Data entries:
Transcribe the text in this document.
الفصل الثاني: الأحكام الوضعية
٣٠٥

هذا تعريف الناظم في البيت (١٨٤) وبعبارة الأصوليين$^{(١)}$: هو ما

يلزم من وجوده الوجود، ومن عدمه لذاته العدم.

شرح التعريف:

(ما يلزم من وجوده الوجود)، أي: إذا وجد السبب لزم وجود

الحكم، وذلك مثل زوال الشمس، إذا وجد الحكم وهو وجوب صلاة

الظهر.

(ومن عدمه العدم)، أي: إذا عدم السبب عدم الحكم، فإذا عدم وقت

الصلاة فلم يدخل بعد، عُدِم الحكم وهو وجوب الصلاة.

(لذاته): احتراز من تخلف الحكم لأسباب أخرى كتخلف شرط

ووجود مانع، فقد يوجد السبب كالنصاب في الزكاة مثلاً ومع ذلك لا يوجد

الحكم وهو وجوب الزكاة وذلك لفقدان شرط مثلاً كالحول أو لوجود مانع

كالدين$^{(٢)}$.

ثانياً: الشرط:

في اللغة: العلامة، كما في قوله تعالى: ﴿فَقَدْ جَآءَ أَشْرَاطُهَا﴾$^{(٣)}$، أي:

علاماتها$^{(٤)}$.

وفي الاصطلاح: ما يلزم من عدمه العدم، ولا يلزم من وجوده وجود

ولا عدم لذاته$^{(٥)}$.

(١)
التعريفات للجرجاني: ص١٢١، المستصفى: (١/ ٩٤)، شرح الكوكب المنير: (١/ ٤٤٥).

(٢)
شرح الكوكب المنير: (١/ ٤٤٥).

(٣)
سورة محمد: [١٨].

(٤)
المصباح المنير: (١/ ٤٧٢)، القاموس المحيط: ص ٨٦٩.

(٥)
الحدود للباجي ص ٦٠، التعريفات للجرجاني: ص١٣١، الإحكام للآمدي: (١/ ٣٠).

TASK TO COMPLETE:
Retype all the records, matching them exactly.

EXERCISE OUTPUT:
Transcribe the text in this document.
الفصل الثاني: الأحكام الوضعية
٣٠٥

هذا تعريف الناظم في البيت (١٨٤) وبعبارة الأصوليين$^{(١)}$: هو ما

يلزم من وجوده الوجود، ومن عدمه لذاته العدم.

شرح التعريف:

(ما يلزم من وجوده الوجود)، أي: إذا وجد السبب لزم وجود

الحكم، وذلك مثل زوال الشمس، إذا وجد الحكم وهو وجوب صلاة

الظهر.

(ومن عدمه العدم)، أي: إذا عدم السبب عدم الحكم، فإذا عدم وقت

الصلاة فلم يدخل بعد، عُدِم الحكم وهو وجوب الصلاة.

(لذاته): احتراز من تخلف الحكم لأسباب أخرى كتخلف شرط

ووجود مانع، فقد يوجد السبب كالنصاب في الزكاة مثلاً ومع ذلك لا يوجد

الحكم وهو وجوب الزكاة وذلك لفقدان شرط مثلاً كالحول أو لوجود مانع

كالدين$^{(٢)}$.

ثانياً: الشرط:

في اللغة: العلامة، كما في قوله تعالى: ﴿فَقَدْ جَآءَ أَشْرَاطُهَا﴾$^{(٣)}$، أي:

علاماتها$^{(٤)}$.

وفي الاصطلاح: ما يلزم من عدمه العدم، ولا يلزم من وجوده وجود

ولا عدم لذاته$^{(٥)}$.

(١)
التعريفات للجرجاني: ص١٢١، المستصفى: (١/ ٩٤)، شرح الكوكب المنير: (١/ ٤٤٥).

(٢)
شرح الكوكب المنير: (١/ ٤٤٥).

(٣)
سورة محمد: [١٨].

(٤)
المصباح المنير: (١/ ٤٧٢)، القاموس المحيط: ص ٨٦٩.

(٥)
الحدود للباجي ص ٦٠، التعريفات للجرجاني: ص١٣١، الإحكام للآمدي: (١/ ٣٠).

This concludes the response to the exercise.